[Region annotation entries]
— begin —
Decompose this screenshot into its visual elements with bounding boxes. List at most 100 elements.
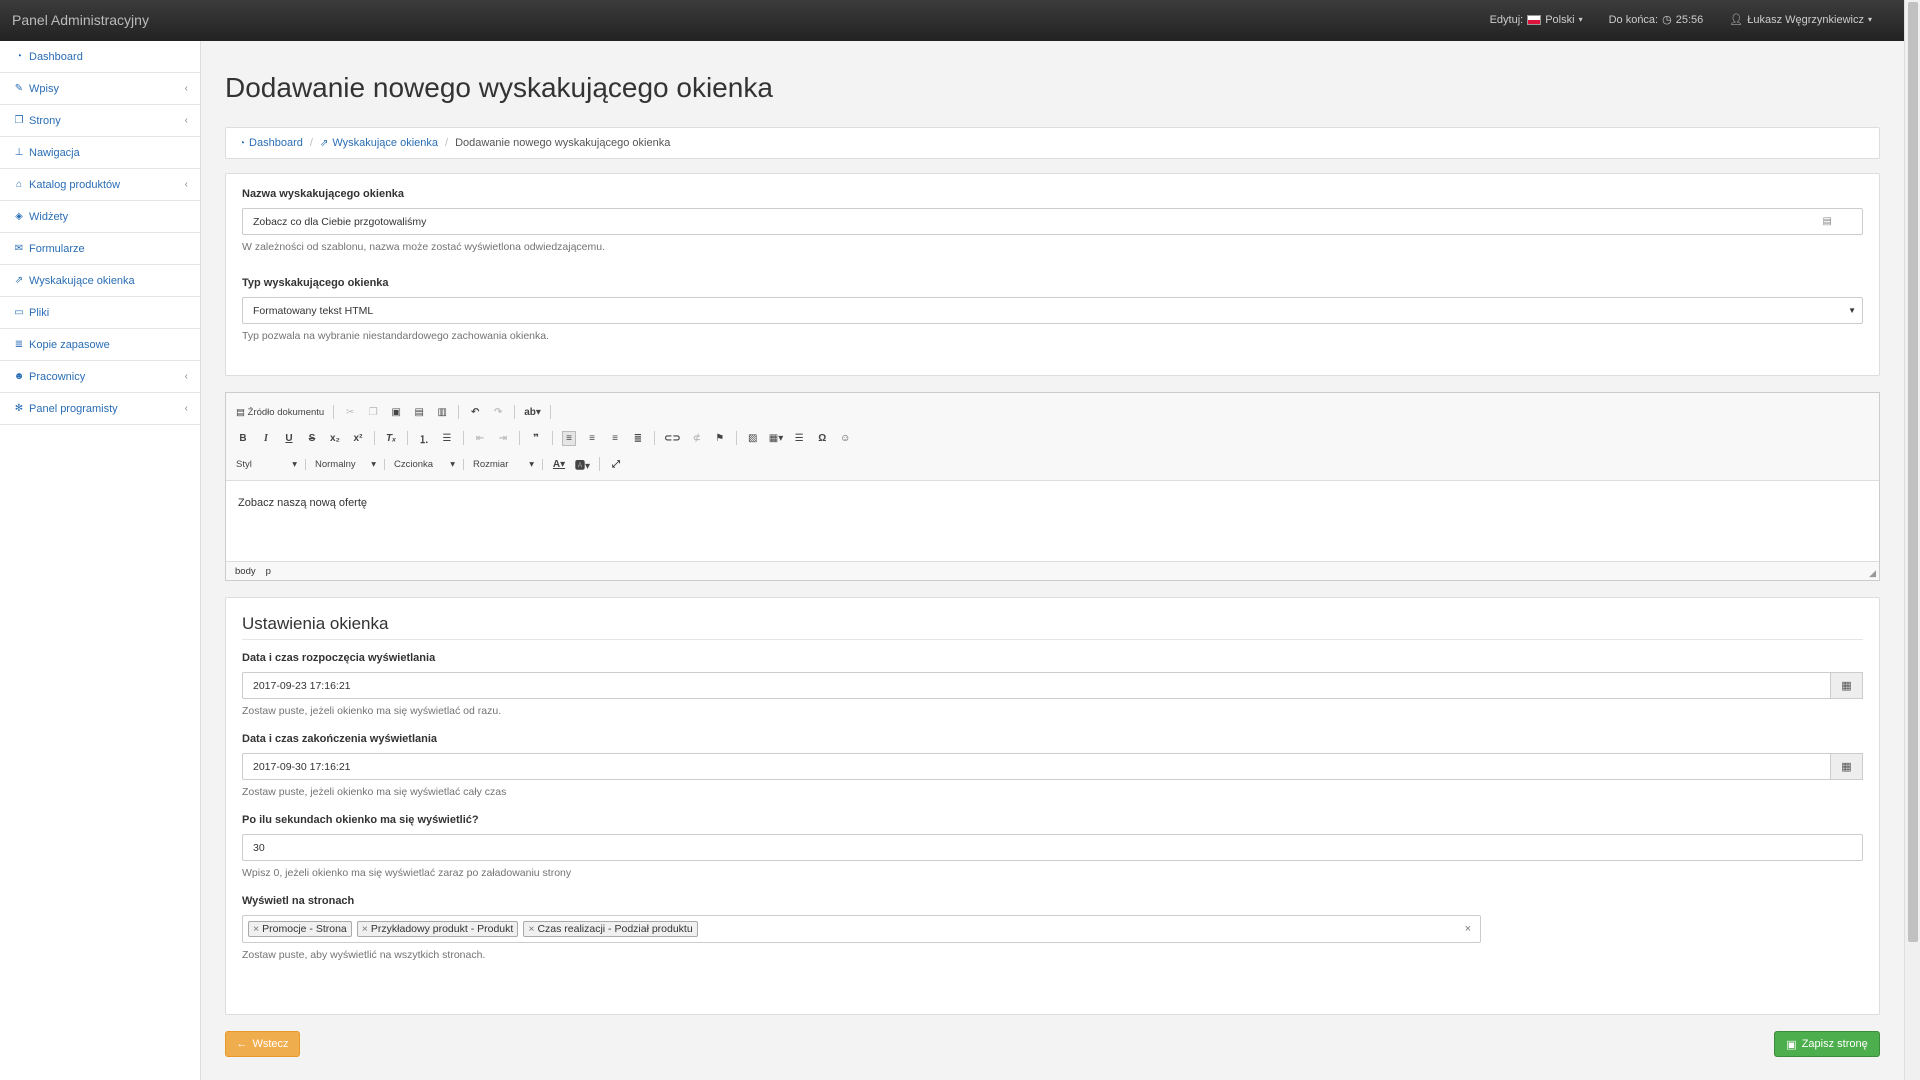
format-combo[interactable]: Normalny ▾ — [315, 458, 385, 470]
path-item[interactable]: body — [235, 566, 256, 577]
user-icon: 👤︎ — [1729, 14, 1744, 26]
background-color-icon[interactable]: 🅰︎▾ — [575, 457, 590, 472]
maximize-icon[interactable]: ⤢ — [609, 459, 623, 470]
basic-info-panel: Nazwa wyskakującego okienka Zobacz co dl… — [225, 173, 1880, 376]
breadcrumb-link-popups[interactable]: Wyskakujące okienka — [332, 137, 438, 149]
delay-group: Po ilu sekundach okienko ma się wyświetl… — [242, 814, 1863, 880]
back-button-label: Wstecz — [252, 1038, 289, 1050]
bold-icon[interactable]: B — [236, 433, 250, 444]
path-item[interactable]: p — [266, 566, 271, 577]
italic-icon[interactable]: I — [259, 433, 273, 444]
cube-icon: ◈ — [15, 211, 23, 222]
outdent-icon[interactable]: ⇤ — [473, 433, 487, 444]
copy-icon[interactable]: ❐ — [366, 407, 380, 418]
underline-icon[interactable]: U — [282, 433, 296, 444]
edit-label: Edytuj: — [1489, 13, 1524, 26]
sidebar-item-strony[interactable]: ❐ Strony ‹ — [0, 105, 200, 137]
rich-text-editor: ▤ Źródło dokumentu ✂ ❐ ▣ ▤ ▥ ↶ ↷ ab▾ B I… — [225, 392, 1880, 581]
remove-tag-icon[interactable]: × — [253, 923, 259, 935]
sidebar-item-kopie-zapasowe[interactable]: ≣ Kopie zapasowe — [0, 329, 200, 361]
table-icon[interactable]: ▦▾ — [769, 433, 783, 444]
align-justify-icon[interactable]: ≣ — [631, 433, 645, 444]
subscript-icon[interactable]: x₂ — [328, 433, 342, 444]
sidebar-item-wpisy[interactable]: ✎ Wpisy ‹ — [0, 73, 200, 105]
paste-text-icon[interactable]: ▤ — [412, 407, 426, 418]
start-date-help: Zostaw puste, jeżeli okienko ma się wyśw… — [242, 705, 502, 717]
sidebar-item-pliki[interactable]: ▭ Pliki — [0, 297, 200, 329]
name-field[interactable]: Zobacz co dla Ciebie przgotowaliśmy ▤ — [242, 208, 1863, 235]
remove-tag-icon[interactable]: × — [528, 923, 534, 935]
breadcrumb-current: Dodawanie nowego wyskakującego okienka — [455, 137, 671, 149]
size-combo[interactable]: Rozmiar ▾ — [473, 458, 543, 470]
breadcrumb-link-dashboard[interactable]: Dashboard — [249, 137, 303, 149]
sidebar-item-label: Widżety — [29, 210, 69, 223]
sidebar-item-nawigacja[interactable]: ⊥ Nawigacja — [0, 137, 200, 169]
chevron-left-icon: ‹ — [184, 83, 188, 94]
page-title: Dodawanie nowego wyskakującego okienka — [225, 72, 773, 103]
align-right-icon[interactable]: ≡ — [608, 433, 622, 444]
horizontal-line-icon[interactable]: ☰ — [792, 433, 806, 444]
end-date-field[interactable]: 2017-09-30 17:16:21 — [242, 753, 1831, 780]
numbered-list-icon[interactable]: ⒈ — [417, 431, 431, 446]
remove-format-icon[interactable]: Tₓ — [384, 433, 398, 444]
spellcheck-icon[interactable]: ab▾ — [524, 407, 541, 418]
sidebar-item-dashboard[interactable]: ◔ Dashboard — [0, 41, 200, 73]
toolbar-row-1: ▤ Źródło dokumentu ✂ ❐ ▣ ▤ ▥ ↶ ↷ ab▾ — [236, 399, 1869, 425]
align-left-icon[interactable]: ≡ — [562, 430, 576, 446]
link-icon[interactable]: ⊂⊃ — [664, 433, 681, 444]
start-date-field[interactable]: 2017-09-23 17:16:21 — [242, 672, 1831, 699]
pages-help: Zostaw puste, aby wyświetlić na wszytkic… — [242, 949, 486, 961]
calendar-grid-icon[interactable]: ▦ — [1831, 753, 1863, 780]
paste-icon[interactable]: ▣ — [389, 407, 403, 418]
text-color-icon[interactable]: A▾ — [552, 459, 566, 470]
language-dropdown[interactable]: Edytuj: Polski ▾ — [1490, 14, 1583, 26]
undo-icon[interactable]: ↶ — [468, 407, 482, 418]
font-combo[interactable]: Czcionka ▾ — [394, 458, 464, 470]
bank-icon: ⌂ — [15, 179, 23, 190]
anchor-flag-icon[interactable]: ⚑ — [713, 433, 727, 444]
align-center-icon[interactable]: ≡ — [585, 433, 599, 444]
breadcrumb: ◔ Dashboard / ⇗ Wyskakujące okienka / Do… — [225, 127, 1880, 159]
redo-icon[interactable]: ↷ — [491, 407, 505, 418]
caret-down-icon: ▾ — [1578, 15, 1583, 24]
type-select[interactable]: Formatowany tekst HTML ▼ — [242, 297, 1863, 324]
copy-icon: ❐ — [14, 115, 24, 126]
source-button[interactable]: ▤ Źródło dokumentu — [236, 407, 324, 418]
image-icon[interactable]: ▨ — [746, 433, 760, 444]
sidebar-item-pracownicy[interactable]: ☻ Pracownicy ‹ — [0, 361, 200, 393]
sidebar-item-wyskakujace-okienka[interactable]: ⇗ Wyskakujące okienka — [0, 265, 200, 297]
calendar-grid-icon[interactable]: ▦ — [1831, 672, 1863, 699]
user-dropdown[interactable]: 👤︎ Łukasz Węgrzynkiewicz ▾ — [1729, 13, 1872, 27]
resize-grip-icon[interactable]: ◢ — [1869, 568, 1876, 579]
save-button[interactable]: ▣ Zapisz stronę — [1774, 1031, 1880, 1057]
strikethrough-icon[interactable]: S — [305, 433, 319, 444]
type-help: Typ pozwala na wybranie niestandardowego… — [242, 330, 550, 342]
remove-tag-icon[interactable]: × — [362, 923, 368, 935]
cut-icon[interactable]: ✂ — [343, 407, 357, 418]
indent-icon[interactable]: ⇥ — [496, 433, 510, 444]
sidebar-item-widzety[interactable]: ◈ Widżety — [0, 201, 200, 233]
pages-multiselect[interactable]: × Promocje - Strona × Przykładowy produkt … — [242, 915, 1481, 943]
top-navbar: Panel Administracyjny Edytuj: Polski ▾ D… — [0, 0, 1904, 41]
editor-content[interactable]: Zobacz naszą nową ofertę — [226, 481, 1879, 561]
end-date-help: Zostaw puste, jeżeli okienko ma się wyśw… — [242, 786, 507, 798]
page-scrollbar[interactable] — [1904, 0, 1920, 1080]
style-combo[interactable]: Styl ▾ — [236, 458, 306, 470]
superscript-icon[interactable]: x² — [351, 433, 365, 444]
scrollbar-thumb[interactable] — [1908, 2, 1918, 942]
bulleted-list-icon[interactable]: ☰ — [440, 433, 454, 444]
special-char-icon[interactable]: Ω — [815, 433, 829, 444]
clear-all-icon[interactable]: × — [1465, 923, 1471, 935]
sidebar-item-katalog-produktow[interactable]: ⌂ Katalog produktów ‹ — [0, 169, 200, 201]
app-title[interactable]: Panel Administracyjny — [12, 12, 149, 28]
edit-icon: ✎ — [14, 83, 24, 94]
delay-field[interactable]: 30 — [242, 834, 1863, 861]
back-button[interactable]: ← Wstecz — [225, 1031, 300, 1057]
unlink-icon[interactable]: ⊄ — [690, 433, 704, 444]
dashboard-icon: ◔ — [15, 51, 23, 62]
paste-word-icon[interactable]: ▥ — [435, 407, 449, 418]
sidebar-item-panel-programisty[interactable]: ✻ Panel programisty ‹ — [0, 393, 200, 425]
smiley-icon[interactable]: ☺ — [838, 433, 852, 444]
sidebar-item-formularze[interactable]: ✉ Formularze — [0, 233, 200, 265]
blockquote-icon[interactable]: ❞ — [529, 433, 543, 444]
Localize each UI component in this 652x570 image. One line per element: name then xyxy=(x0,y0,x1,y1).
— end —
• **Aim of the exercise**: Convert the stretch of the entries above, from the line containing "format-combo[interactable]: Normalny ▾" through the line containing "italic-icon[interactable]: I —", into a Markdown table with the columns Row and Line. Number the rows and omit any blank lines.

• **Solution for this exercise**:
| Row | Line |
|---|---|
| 1 | format-combo[interactable]: Normalny ▾ — [315, 458, 385, 470] |
| 2 | path-item[interactable]: body — [235, 566, 256, 577] |
| 3 | user-icon: 👤︎ — [1729, 14, 1744, 26] |
| 4 | background-color-icon[interactable]: 🅰︎▾ — [575, 457, 590, 472] |
| 5 | maximize-icon[interactable]: ⤢ — [609, 459, 623, 470] |
| 6 | basic-info-panel: Nazwa wyskakującego okienka Zobacz co dl… — [225, 173, 1880, 376] |
| 7 | breadcrumb-link-popups[interactable]: Wyskakujące okienka — [332, 137, 438, 149] |
| 8 | delay-group: Po ilu sekundach okienko ma się wyświetl… — [242, 814, 1863, 880] |
| 9 | back-button-label: Wstecz — [252, 1038, 289, 1050] |
| 10 | bold-icon[interactable]: B — [236, 433, 250, 444] |
| 11 | path-item[interactable]: p — [266, 566, 271, 577] |
| 12 | italic-icon[interactable]: I — [259, 433, 273, 444] |